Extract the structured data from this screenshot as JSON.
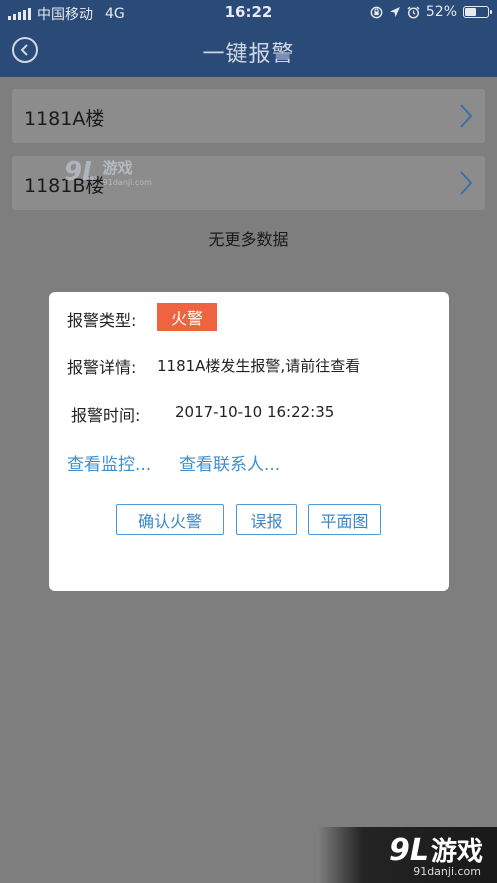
{
  "status_bar": {
    "carrier": "中国移动",
    "network": "4G",
    "time": "16:22",
    "battery": "52%",
    "battery_fraction": 0.52
  },
  "nav": {
    "title": "一键报警"
  },
  "list": {
    "items": [
      {
        "label": "1181A楼"
      },
      {
        "label": "1181B楼"
      }
    ],
    "no_more": "无更多数据"
  },
  "dialog": {
    "type_label": "报警类型:",
    "type_value": "火警",
    "detail_label": "报警详情:",
    "detail_value": "1181A楼发生报警,请前往查看",
    "time_label": "报警时间:",
    "time_value": "2017-10-10 16:22:35",
    "link_monitor": "查看监控...",
    "link_contacts": "查看联系人...",
    "btn_confirm": "确认火警",
    "btn_false": "误报",
    "btn_plan": "平面图"
  },
  "watermark": {
    "logo": "9L",
    "name": "游戏",
    "url": "91danji.com"
  },
  "colors": {
    "nav": "#2a4a78",
    "badge": "#ee6340",
    "link": "#3d8fd0",
    "button_border": "#4f9ad4"
  }
}
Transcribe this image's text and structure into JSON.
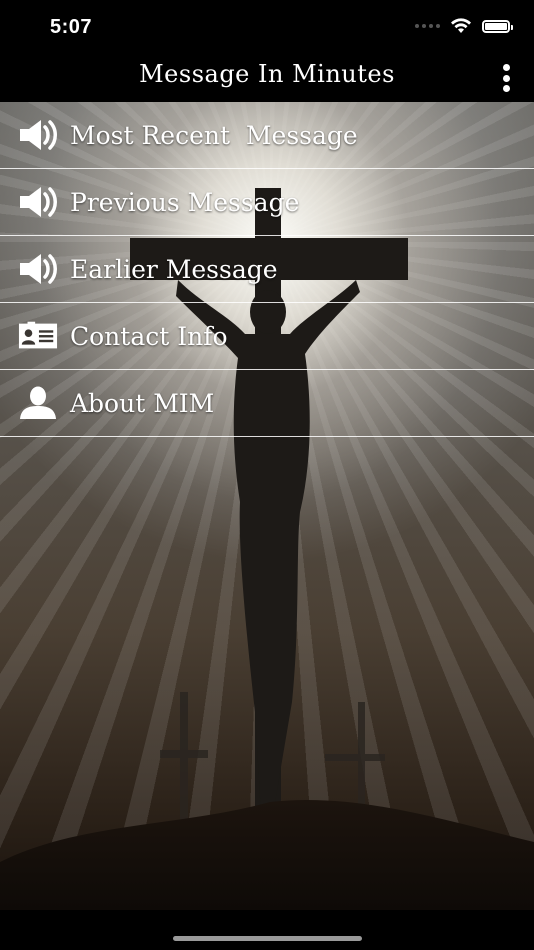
{
  "status_bar": {
    "time": "5:07"
  },
  "nav_bar": {
    "title": "Message In Minutes"
  },
  "menu": {
    "items": [
      {
        "label": "Most Recent  Message",
        "icon": "speaker-icon"
      },
      {
        "label": "Previous Message",
        "icon": "speaker-icon"
      },
      {
        "label": "Earlier Message",
        "icon": "speaker-icon"
      },
      {
        "label": "Contact Info",
        "icon": "contact-card-icon"
      },
      {
        "label": "About MIM",
        "icon": "person-icon"
      }
    ]
  },
  "colors": {
    "bar_background": "#000000",
    "text": "#ffffff",
    "divider": "#ffffff"
  }
}
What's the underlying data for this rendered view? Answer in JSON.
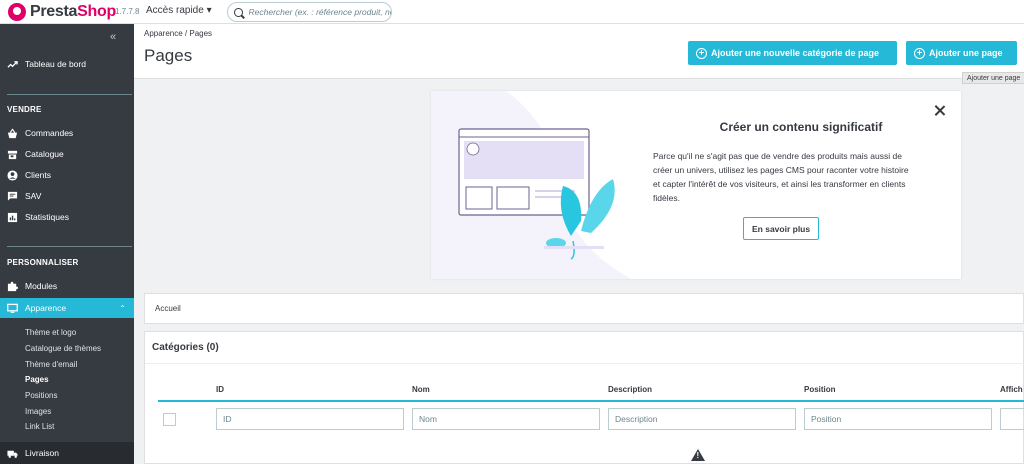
{
  "topbar": {
    "logo_prefix": "Presta",
    "logo_suffix": "Shop",
    "version": "1.7.7.8",
    "quick_access": "Accès rapide ▾",
    "search_placeholder": "Rechercher (ex. : référence produit, nom"
  },
  "sidebar": {
    "collapse": "«",
    "dashboard": "Tableau de bord",
    "section_sell": "VENDRE",
    "sell_items": [
      "Commandes",
      "Catalogue",
      "Clients",
      "SAV",
      "Statistiques"
    ],
    "section_customize": "PERSONNALISER",
    "modules": "Modules",
    "appearance": "Apparence",
    "appearance_sub": [
      "Thème et logo",
      "Catalogue de thèmes",
      "Thème d'email",
      "Pages",
      "Positions",
      "Images",
      "Link List"
    ],
    "shipping": "Livraison"
  },
  "header": {
    "breadcrumb": "Apparence  /  Pages",
    "title": "Pages",
    "btn_add_category": "Ajouter une nouvelle catégorie de page",
    "btn_add_page": "Ajouter une page",
    "tooltip": "Ajouter une page"
  },
  "promo": {
    "title": "Créer un contenu significatif",
    "text": "Parce qu'il ne s'agit pas que de vendre des produits mais aussi de créer un univers, utilisez les pages CMS pour raconter votre histoire et capter l'intérêt de vos visiteurs, et ainsi les transformer en clients fidèles.",
    "button": "En savoir plus"
  },
  "category_breadcrumb": "Accueil",
  "categories": {
    "title": "Catégories (0)",
    "columns": [
      "ID",
      "Nom",
      "Description",
      "Position",
      "Affich"
    ],
    "filters": [
      "ID",
      "Nom",
      "Description",
      "Position"
    ]
  },
  "colors": {
    "accent": "#25b9d7",
    "sidebar": "#363a41",
    "brand": "#df0067"
  }
}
--*--
> _Stated task_: The data above should be repeated exactly, minus any pictures.

> _Task solution_:
Extract the structured data from this screenshot as JSON.
{
  "status_bar": {
    "carrier": "中国移动",
    "network": "4G",
    "time": "16:22",
    "battery": "52%",
    "battery_fraction": 0.52
  },
  "nav": {
    "title": "一键报警"
  },
  "list": {
    "items": [
      {
        "label": "1181A楼"
      },
      {
        "label": "1181B楼"
      }
    ],
    "no_more": "无更多数据"
  },
  "dialog": {
    "type_label": "报警类型:",
    "type_value": "火警",
    "detail_label": "报警详情:",
    "detail_value": "1181A楼发生报警,请前往查看",
    "time_label": "报警时间:",
    "time_value": "2017-10-10 16:22:35",
    "link_monitor": "查看监控...",
    "link_contacts": "查看联系人...",
    "btn_confirm": "确认火警",
    "btn_false": "误报",
    "btn_plan": "平面图"
  },
  "watermark": {
    "logo": "9L",
    "name": "游戏",
    "url": "91danji.com"
  },
  "colors": {
    "nav": "#2a4a78",
    "badge": "#ee6340",
    "link": "#3d8fd0",
    "button_border": "#4f9ad4"
  }
}
Transcribe this image's text and structure into JSON.
{
  "status_bar": {
    "time": "5:07"
  },
  "nav_bar": {
    "title": "Message In Minutes"
  },
  "menu": {
    "items": [
      {
        "label": "Most Recent  Message",
        "icon": "speaker-icon"
      },
      {
        "label": "Previous Message",
        "icon": "speaker-icon"
      },
      {
        "label": "Earlier Message",
        "icon": "speaker-icon"
      },
      {
        "label": "Contact Info",
        "icon": "contact-card-icon"
      },
      {
        "label": "About MIM",
        "icon": "person-icon"
      }
    ]
  },
  "colors": {
    "bar_background": "#000000",
    "text": "#ffffff",
    "divider": "#ffffff"
  }
}
What's the underlying data for this rendered view? Answer in JSON.
{
  "topbar": {
    "logo_prefix": "Presta",
    "logo_suffix": "Shop",
    "version": "1.7.7.8",
    "quick_access": "Accès rapide ▾",
    "search_placeholder": "Rechercher (ex. : référence produit, nom"
  },
  "sidebar": {
    "collapse": "«",
    "dashboard": "Tableau de bord",
    "section_sell": "VENDRE",
    "sell_items": [
      "Commandes",
      "Catalogue",
      "Clients",
      "SAV",
      "Statistiques"
    ],
    "section_customize": "PERSONNALISER",
    "modules": "Modules",
    "appearance": "Apparence",
    "appearance_sub": [
      "Thème et logo",
      "Catalogue de thèmes",
      "Thème d'email",
      "Pages",
      "Positions",
      "Images",
      "Link List"
    ],
    "shipping": "Livraison"
  },
  "header": {
    "breadcrumb": "Apparence  /  Pages",
    "title": "Pages",
    "btn_add_category": "Ajouter une nouvelle catégorie de page",
    "btn_add_page": "Ajouter une page",
    "tooltip": "Ajouter une page"
  },
  "promo": {
    "title": "Créer un contenu significatif",
    "text": "Parce qu'il ne s'agit pas que de vendre des produits mais aussi de créer un univers, utilisez les pages CMS pour raconter votre histoire et capter l'intérêt de vos visiteurs, et ainsi les transformer en clients fidèles.",
    "button": "En savoir plus"
  },
  "category_breadcrumb": "Accueil",
  "categories": {
    "title": "Catégories (0)",
    "columns": [
      "ID",
      "Nom",
      "Description",
      "Position",
      "Affich"
    ],
    "filters": [
      "ID",
      "Nom",
      "Description",
      "Position"
    ]
  },
  "colors": {
    "accent": "#25b9d7",
    "sidebar": "#363a41",
    "brand": "#df0067"
  }
}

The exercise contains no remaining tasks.